>> start Entries supplied
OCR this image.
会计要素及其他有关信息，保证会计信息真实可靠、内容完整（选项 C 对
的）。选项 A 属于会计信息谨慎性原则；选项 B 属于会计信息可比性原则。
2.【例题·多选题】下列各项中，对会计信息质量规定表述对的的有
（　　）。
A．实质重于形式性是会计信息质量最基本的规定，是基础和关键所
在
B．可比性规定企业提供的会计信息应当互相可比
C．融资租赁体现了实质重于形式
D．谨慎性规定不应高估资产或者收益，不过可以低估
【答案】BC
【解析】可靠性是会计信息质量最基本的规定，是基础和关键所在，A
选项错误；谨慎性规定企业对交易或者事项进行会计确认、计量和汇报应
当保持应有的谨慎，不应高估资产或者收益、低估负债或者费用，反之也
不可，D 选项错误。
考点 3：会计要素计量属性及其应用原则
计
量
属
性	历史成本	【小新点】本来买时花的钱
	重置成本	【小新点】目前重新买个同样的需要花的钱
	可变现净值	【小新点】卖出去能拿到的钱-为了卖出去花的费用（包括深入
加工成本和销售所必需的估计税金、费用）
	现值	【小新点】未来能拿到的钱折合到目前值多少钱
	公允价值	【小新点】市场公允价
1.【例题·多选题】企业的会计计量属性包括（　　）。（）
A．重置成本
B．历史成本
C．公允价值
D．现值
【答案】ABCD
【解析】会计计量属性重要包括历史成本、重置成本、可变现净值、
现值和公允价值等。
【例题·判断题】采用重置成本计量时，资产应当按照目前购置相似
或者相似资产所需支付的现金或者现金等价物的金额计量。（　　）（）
>> end Entries supplied
Each line above that holds the string "选项错误" should be copied and shown.

The output:
选项错误；谨慎性规定企业对交易或者事项进行会计确认、计量和汇报应
不可，D 选项错误。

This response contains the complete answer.